## WHAT IS REQUIRED:
Only the lines from the one holding "Transcribe the text in this document." to the end of the data should be echoed, exactly as they appear, minus the pictures.

## GIVEN ENTRIES:

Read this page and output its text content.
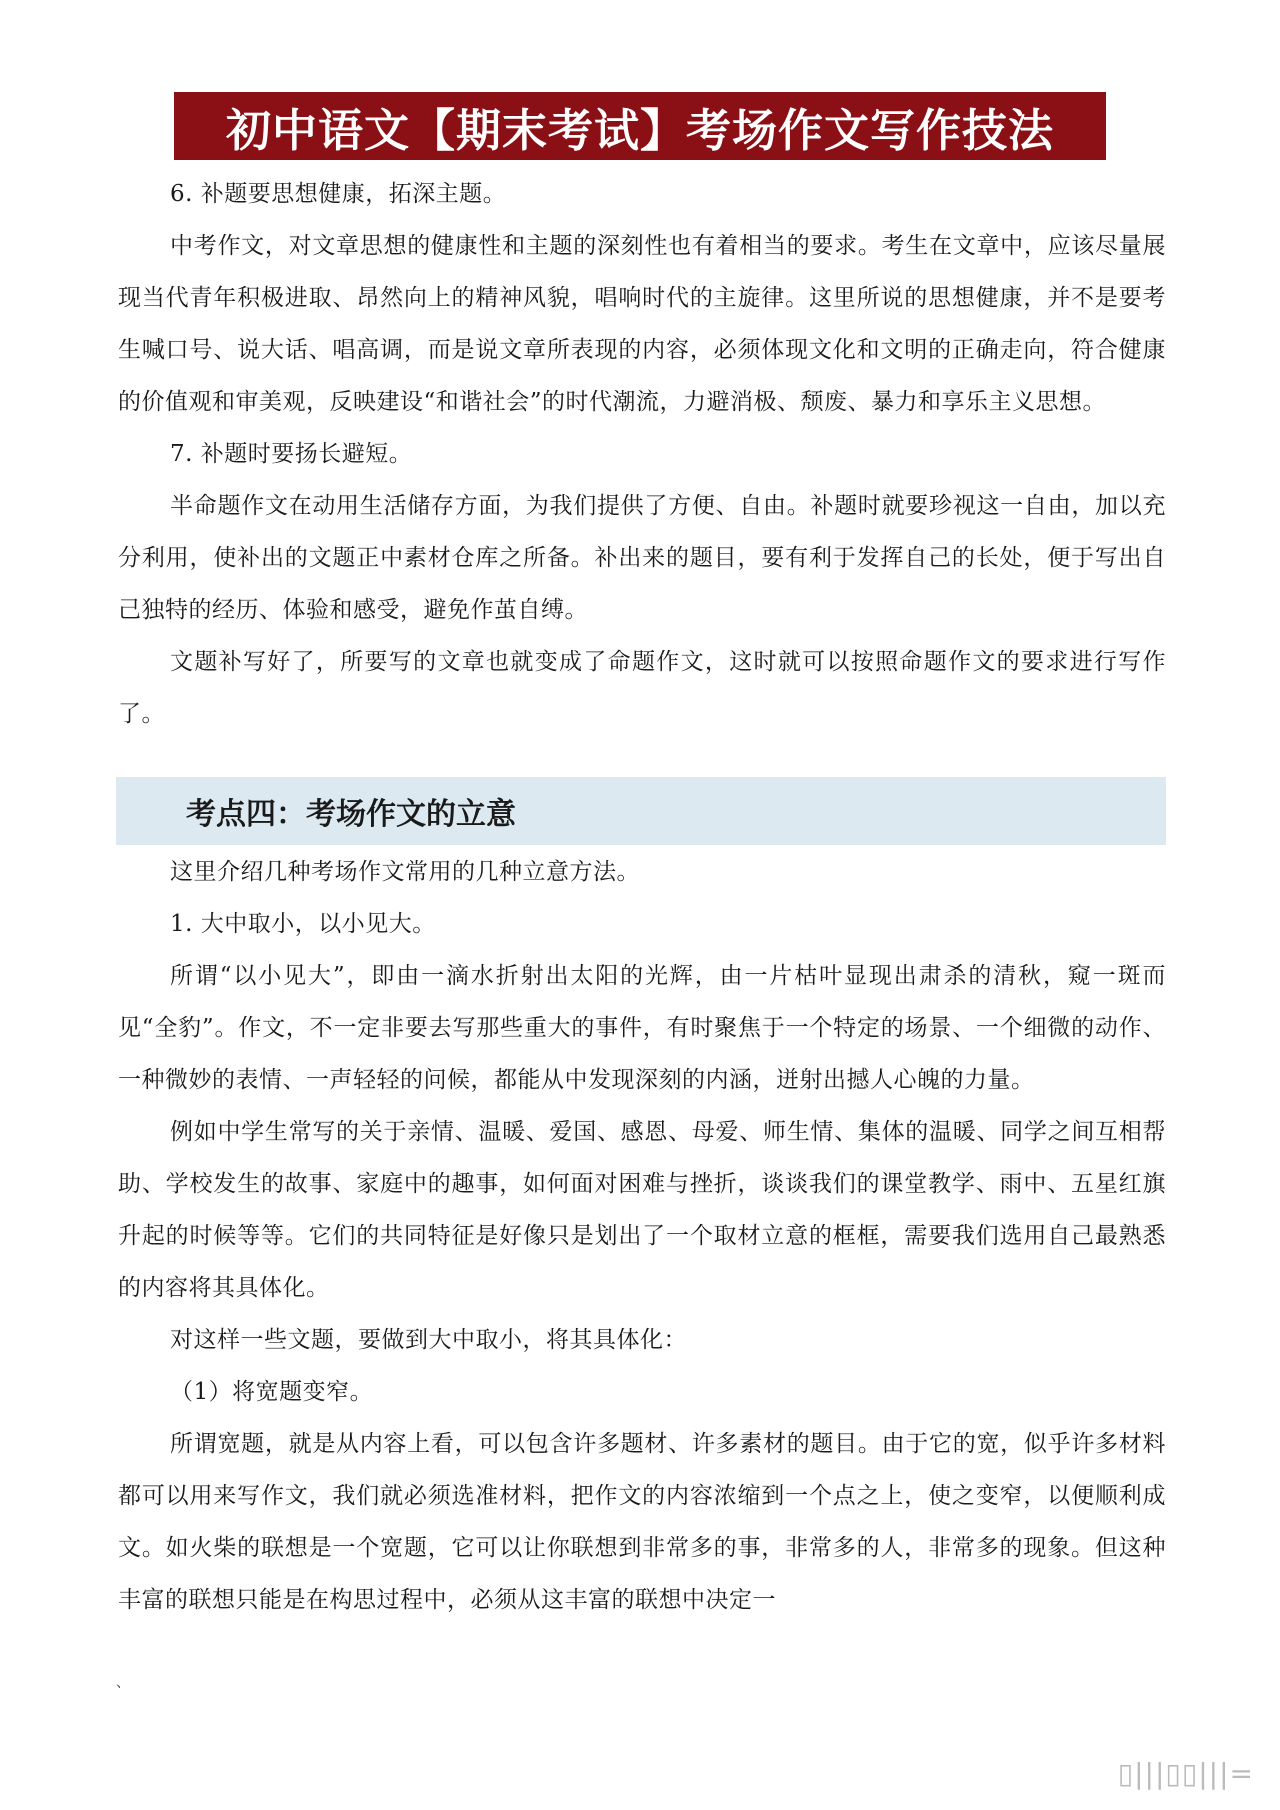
初中语文【期末考试】考场作文写作技法

6. 补题要思想健康，拓深主题。

中考作文，对文章思想的健康性和主题的深刻性也有着相当的要求。考生在文章中，应该尽量展现当代青年积极进取、昂然向上的精神风貌，唱响时代的主旋律。这里所说的思想健康，并不是要考生喊口号、说大话、唱高调，而是说文章所表现的内容，必须体现文化和文明的正确走向，符合健康的价值观和审美观，反映建设“和谐社会”的时代潮流，力避消极、颓废、暴力和享乐主义思想。

7. 补题时要扬长避短。

半命题作文在动用生活储存方面，为我们提供了方便、自由。补题时就要珍视这一自由，加以充分利用，使补出的文题正中素材仓库之所备。补出来的题目，要有利于发挥自己的长处，便于写出自己独特的经历、体验和感受，避免作茧自缚。

文题补写好了，所要写的文章也就变成了命题作文，这时就可以按照命题作文的要求进行写作了。

考点四：考场作文的立意

这里介绍几种考场作文常用的几种立意方法。

1. 大中取小，以小见大。

所谓“以小见大”，即由一滴水折射出太阳的光辉，由一片枯叶显现出肃杀的清秋，窥一斑而见“全豹”。作文，不一定非要去写那些重大的事件，有时聚焦于一个特定的场景、一个细微的动作、一种微妙的表情、一声轻轻的问候，都能从中发现深刻的内涵，迸射出撼人心魄的力量。

例如中学生常写的关于亲情、温暖、爱国、感恩、母爱、师生情、集体的温暖、同学之间互相帮助、学校发生的故事、家庭中的趣事，如何面对困难与挫折，谈谈我们的课堂教学、雨中、五星红旗升起的时候等等。它们的共同特征是好像只是划出了一个取材立意的框框，需要我们选用自己最熟悉的内容将其具体化。

对这样一些文题，要做到大中取小，将其具体化：

（1）将宽题变窄。

所谓宽题，就是从内容上看，可以包含许多题材、许多素材的题目。由于它的宽，似乎许多材料都可以用来写作文，我们就必须选准材料，把作文的内容浓缩到一个点之上，使之变窄，以便顺利成文。如火柴的联想是一个宽题，它可以让你联想到非常多的事，非常多的人，非常多的现象。但这种丰富的联想只能是在构思过程中，必须从这丰富的联想中决定一

、
▯|||▯▯|||=
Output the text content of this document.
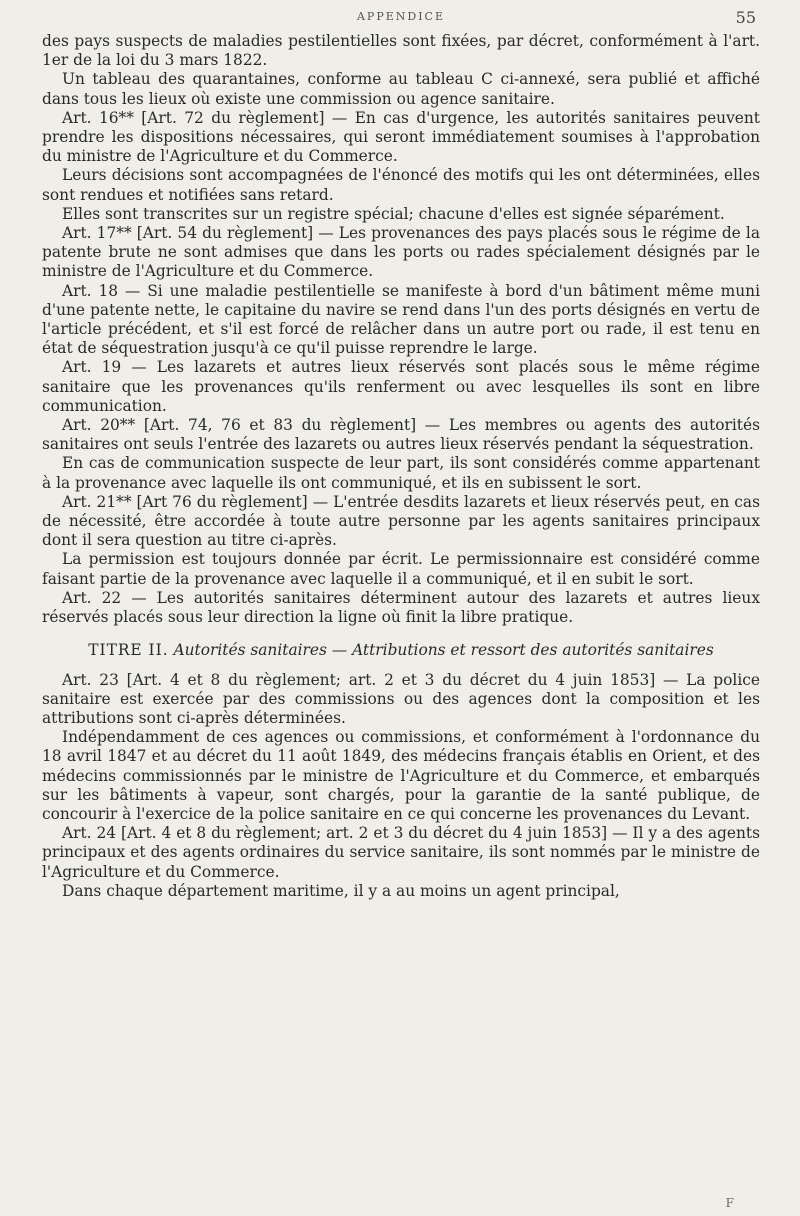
APPENDICE	55

des pays suspects de maladies pestilentielles sont fixées, par décret, conformément à l'art. 1er de la loi du 3 mars 1822.

Un tableau des quarantaines, conforme au tableau C ci-annexé, sera publié et affiché dans tous les lieux où existe une commission ou agence sanitaire.

Art. 16** [Art. 72 du règlement] — En cas d'urgence, les autorités sanitaires peuvent prendre les dispositions nécessaires, qui seront immédiatement soumises à l'approbation du ministre de l'Agriculture et du Commerce.

Leurs décisions sont accompagnées de l'énoncé des motifs qui les ont déterminées, elles sont rendues et notifiées sans retard.

Elles sont transcrites sur un registre spécial; chacune d'elles est signée séparément.

Art. 17** [Art. 54 du règlement] — Les provenances des pays placés sous le régime de la patente brute ne sont admises que dans les ports ou rades spécialement désignés par le ministre de l'Agriculture et du Commerce.

Art. 18 — Si une maladie pestilentielle se manifeste à bord d'un bâtiment même muni d'une patente nette, le capitaine du navire se rend dans l'un des ports désignés en vertu de l'article précédent, et s'il est forcé de relâcher dans un autre port ou rade, il est tenu en état de séquestration jusqu'à ce qu'il puisse reprendre le large.

Art. 19 — Les lazarets et autres lieux réservés sont placés sous le même régime sanitaire que les provenances qu'ils renferment ou avec lesquelles ils sont en libre communication.

Art. 20** [Art. 74, 76 et 83 du règlement] — Les membres ou agents des autorités sanitaires ont seuls l'entrée des lazarets ou autres lieux réservés pendant la séquestration.

En cas de communication suspecte de leur part, ils sont considérés comme appartenant à la provenance avec laquelle ils ont communiqué, et ils en subissent le sort.

Art. 21** [Art 76 du règlement] — L'entrée desdits lazarets et lieux réservés peut, en cas de nécessité, être accordée à toute autre personne par les agents sanitaires principaux dont il sera question au titre ci-après.

La permission est toujours donnée par écrit. Le permissionnaire est considéré comme faisant partie de la provenance avec laquelle il a communiqué, et il en subit le sort.

Art. 22 — Les autorités sanitaires déterminent autour des lazarets et autres lieux réservés placés sous leur direction la ligne où finit la libre pratique.

TITRE II. Autorités sanitaires — Attributions et ressort des autorités sanitaires

Art. 23 [Art. 4 et 8 du règlement; art. 2 et 3 du décret du 4 juin 1853] — La police sanitaire est exercée par des commissions ou des agences dont la composition et les attributions sont ci-après déterminées.

Indépendamment de ces agences ou commissions, et conformément à l'ordonnance du 18 avril 1847 et au décret du 11 août 1849, des médecins français établis en Orient, et des médecins commissionnés par le ministre de l'Agriculture et du Commerce, et embarqués sur les bâtiments à vapeur, sont chargés, pour la garantie de la santé publique, de concourir à l'exercice de la police sanitaire en ce qui concerne les provenances du Levant.

Art. 24 [Art. 4 et 8 du règlement; art. 2 et 3 du décret du 4 juin 1853] — Il y a des agents principaux et des agents ordinaires du service sanitaire, ils sont nommés par le ministre de l'Agriculture et du Commerce.

Dans chaque département maritime, il y a au moins un agent principal,

F
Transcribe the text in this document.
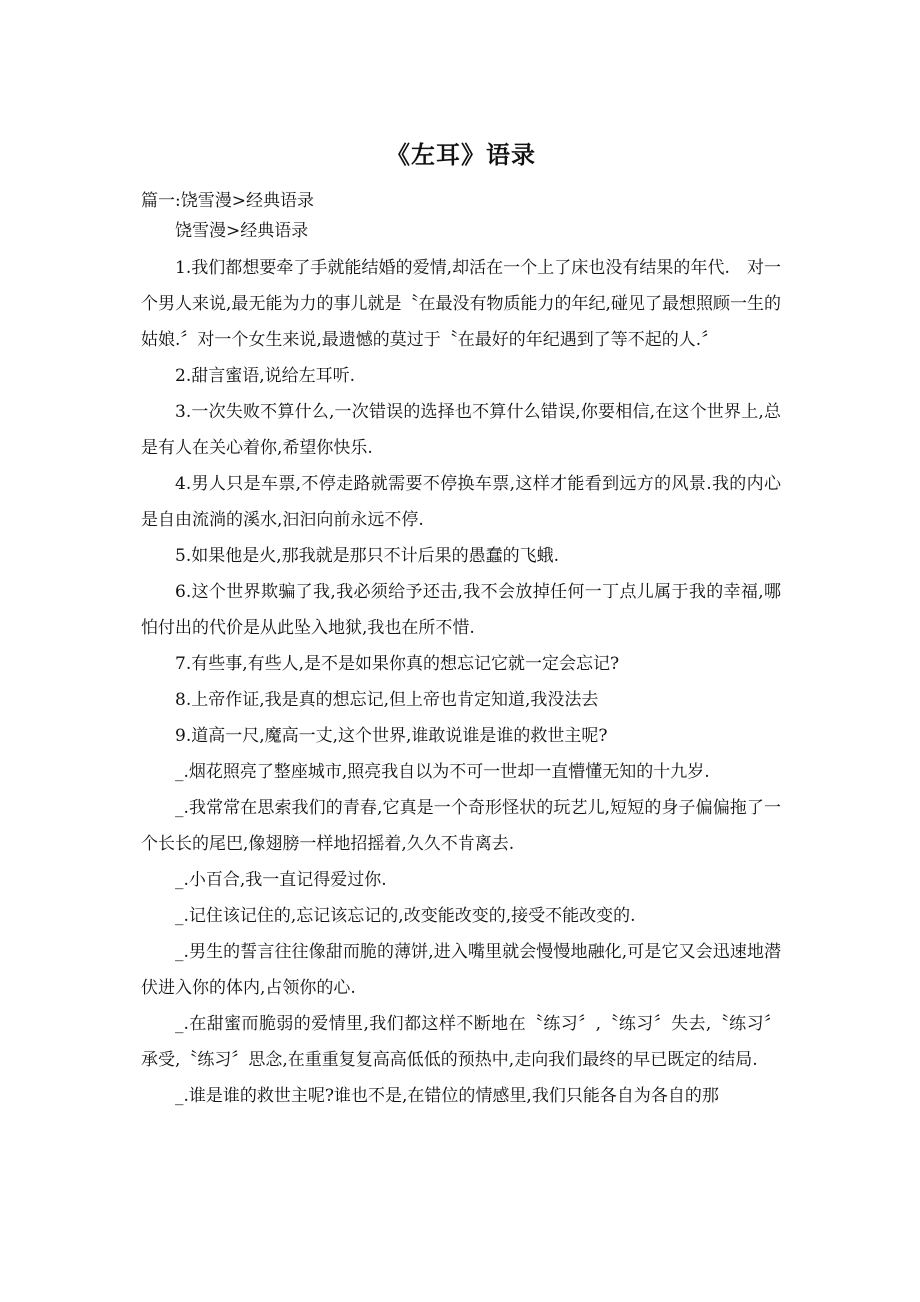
《左耳》语录

篇一:饶雪漫>经典语录

饶雪漫>经典语录

1.我们都想要牵了手就能结婚的爱情,却活在一个上了床也没有结果的年代.　对一个男人来说,最无能为力的事儿就是〝在最没有物质能力的年纪,碰见了最想照顾一生的姑娘.〞对一个女生来说,最遗憾的莫过于〝在最好的年纪遇到了等不起的人.〞

2.甜言蜜语,说给左耳听.

3.一次失败不算什么,一次错误的选择也不算什么错误,你要相信,在这个世界上,总是有人在关心着你,希望你快乐.

4.男人只是车票,不停走路就需要不停换车票,这样才能看到远方的风景.我的内心是自由流淌的溪水,汩汩向前永远不停.

5.如果他是火,那我就是那只不计后果的愚蠢的飞蛾.

6.这个世界欺骗了我,我必须给予还击,我不会放掉任何一丁点儿属于我的幸福,哪怕付出的代价是从此坠入地狱,我也在所不惜.

7.有些事,有些人,是不是如果你真的想忘记它就一定会忘记?

8.上帝作证,我是真的想忘记,但上帝也肯定知道,我没法去

9.道高一尺,魔高一丈,这个世界,谁敢说谁是谁的救世主呢?

_.烟花照亮了整座城市,照亮我自以为不可一世却一直懵懂无知的十九岁.

_.我常常在思索我们的青春,它真是一个奇形怪状的玩艺儿,短短的身子偏偏拖了一个长长的尾巴,像翅膀一样地招摇着,久久不肯离去.

_.小百合,我一直记得爱过你.

_.记住该记住的,忘记该忘记的,改变能改变的,接受不能改变的.

_.男生的誓言往往像甜而脆的薄饼,进入嘴里就会慢慢地融化,可是它又会迅速地潜伏进入你的体内,占领你的心.

_.在甜蜜而脆弱的爱情里,我们都这样不断地在〝练习〞,〝练习〞失去,〝练习〞承受,〝练习〞思念,在重重复复高高低低的预热中,走向我们最终的早已既定的结局.

_.谁是谁的救世主呢?谁也不是,在错位的情感里,我们只能各自为各自的那
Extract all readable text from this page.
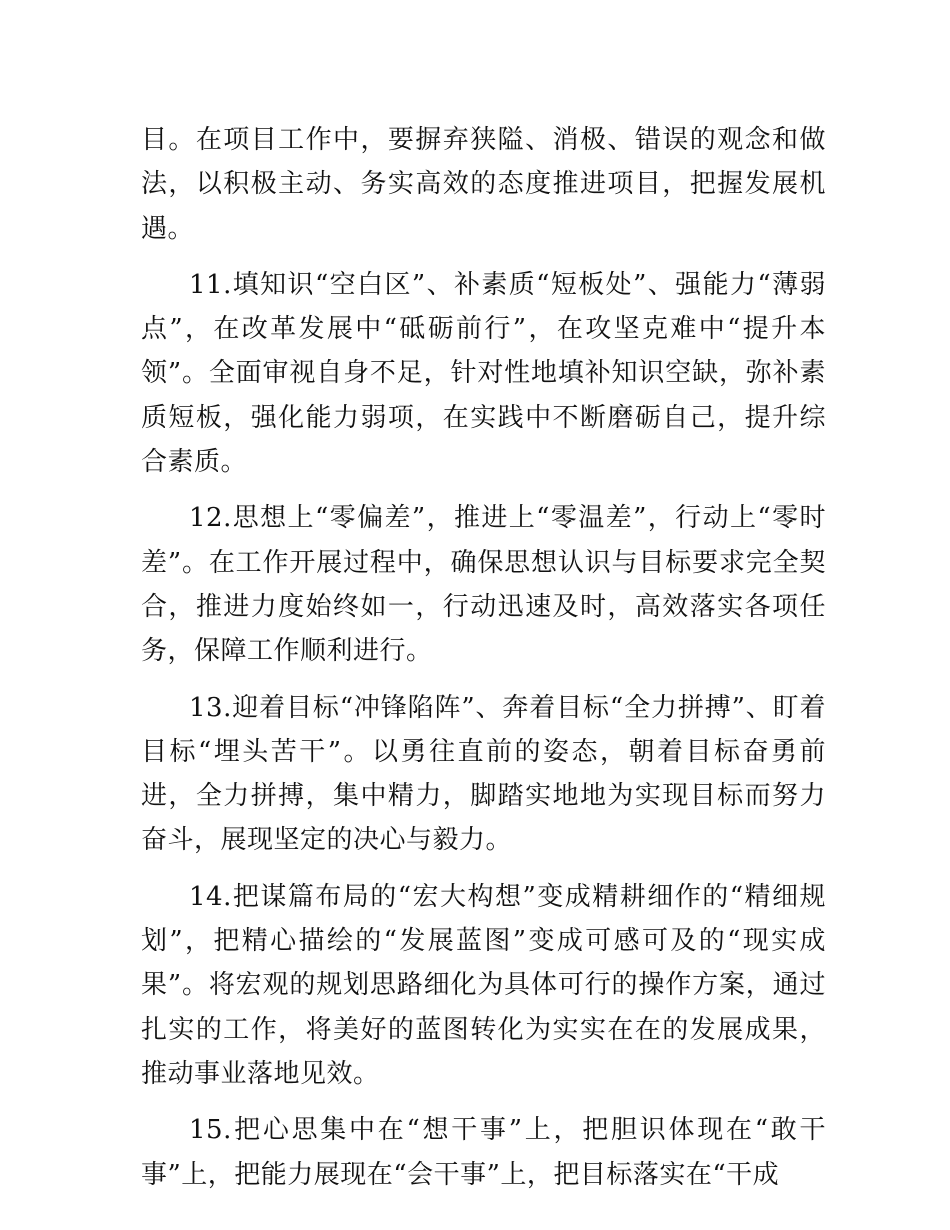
目。在项目工作中，要摒弃狭隘、消极、错误的观念和做法，以积极主动、务实高效的态度推进项目，把握发展机遇。

11.填知识“空白区”、补素质“短板处”、强能力“薄弱点”，在改革发展中“砥砺前行”，在攻坚克难中“提升本领”。全面审视自身不足，针对性地填补知识空缺，弥补素质短板，强化能力弱项，在实践中不断磨砺自己，提升综合素质。

12.思想上“零偏差”，推进上“零温差”，行动上“零时差”。在工作开展过程中，确保思想认识与目标要求完全契合，推进力度始终如一，行动迅速及时，高效落实各项任务，保障工作顺利进行。

13.迎着目标“冲锋陷阵”、奔着目标“全力拼搏”、盯着目标“埋头苦干”。以勇往直前的姿态，朝着目标奋勇前进，全力拼搏，集中精力，脚踏实地地为实现目标而努力奋斗，展现坚定的决心与毅力。

14.把谋篇布局的“宏大构想”变成精耕细作的“精细规划”，把精心描绘的“发展蓝图”变成可感可及的“现实成果”。将宏观的规划思路细化为具体可行的操作方案，通过扎实的工作，将美好的蓝图转化为实实在在的发展成果，推动事业落地见效。

15.把心思集中在“想干事”上，把胆识体现在“敢干事”上，把能力展现在“会干事”上，把目标落实在“干成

## COMPLETE ANSWER:
Transcribe the text in this document.
《左耳》语录

篇一:饶雪漫>经典语录

饶雪漫>经典语录

1.我们都想要牵了手就能结婚的爱情,却活在一个上了床也没有结果的年代.　对一个男人来说,最无能为力的事儿就是〝在最没有物质能力的年纪,碰见了最想照顾一生的姑娘.〞对一个女生来说,最遗憾的莫过于〝在最好的年纪遇到了等不起的人.〞

2.甜言蜜语,说给左耳听.

3.一次失败不算什么,一次错误的选择也不算什么错误,你要相信,在这个世界上,总是有人在关心着你,希望你快乐.

4.男人只是车票,不停走路就需要不停换车票,这样才能看到远方的风景.我的内心是自由流淌的溪水,汩汩向前永远不停.

5.如果他是火,那我就是那只不计后果的愚蠢的飞蛾.

6.这个世界欺骗了我,我必须给予还击,我不会放掉任何一丁点儿属于我的幸福,哪怕付出的代价是从此坠入地狱,我也在所不惜.

7.有些事,有些人,是不是如果你真的想忘记它就一定会忘记?

8.上帝作证,我是真的想忘记,但上帝也肯定知道,我没法去

9.道高一尺,魔高一丈,这个世界,谁敢说谁是谁的救世主呢?

_.烟花照亮了整座城市,照亮我自以为不可一世却一直懵懂无知的十九岁.

_.我常常在思索我们的青春,它真是一个奇形怪状的玩艺儿,短短的身子偏偏拖了一个长长的尾巴,像翅膀一样地招摇着,久久不肯离去.

_.小百合,我一直记得爱过你.

_.记住该记住的,忘记该忘记的,改变能改变的,接受不能改变的.

_.男生的誓言往往像甜而脆的薄饼,进入嘴里就会慢慢地融化,可是它又会迅速地潜伏进入你的体内,占领你的心.

_.在甜蜜而脆弱的爱情里,我们都这样不断地在〝练习〞,〝练习〞失去,〝练习〞承受,〝练习〞思念,在重重复复高高低低的预热中,走向我们最终的早已既定的结局.

_.谁是谁的救世主呢?谁也不是,在错位的情感里,我们只能各自为各自的那
Extract all readable text from this page.
目。在项目工作中，要摒弃狭隘、消极、错误的观念和做法，以积极主动、务实高效的态度推进项目，把握发展机遇。

11.填知识“空白区”、补素质“短板处”、强能力“薄弱点”，在改革发展中“砥砺前行”，在攻坚克难中“提升本领”。全面审视自身不足，针对性地填补知识空缺，弥补素质短板，强化能力弱项，在实践中不断磨砺自己，提升综合素质。

12.思想上“零偏差”，推进上“零温差”，行动上“零时差”。在工作开展过程中，确保思想认识与目标要求完全契合，推进力度始终如一，行动迅速及时，高效落实各项任务，保障工作顺利进行。

13.迎着目标“冲锋陷阵”、奔着目标“全力拼搏”、盯着目标“埋头苦干”。以勇往直前的姿态，朝着目标奋勇前进，全力拼搏，集中精力，脚踏实地地为实现目标而努力奋斗，展现坚定的决心与毅力。

14.把谋篇布局的“宏大构想”变成精耕细作的“精细规划”，把精心描绘的“发展蓝图”变成可感可及的“现实成果”。将宏观的规划思路细化为具体可行的操作方案，通过扎实的工作，将美好的蓝图转化为实实在在的发展成果，推动事业落地见效。

15.把心思集中在“想干事”上，把胆识体现在“敢干事”上，把能力展现在“会干事”上，把目标落实在“干成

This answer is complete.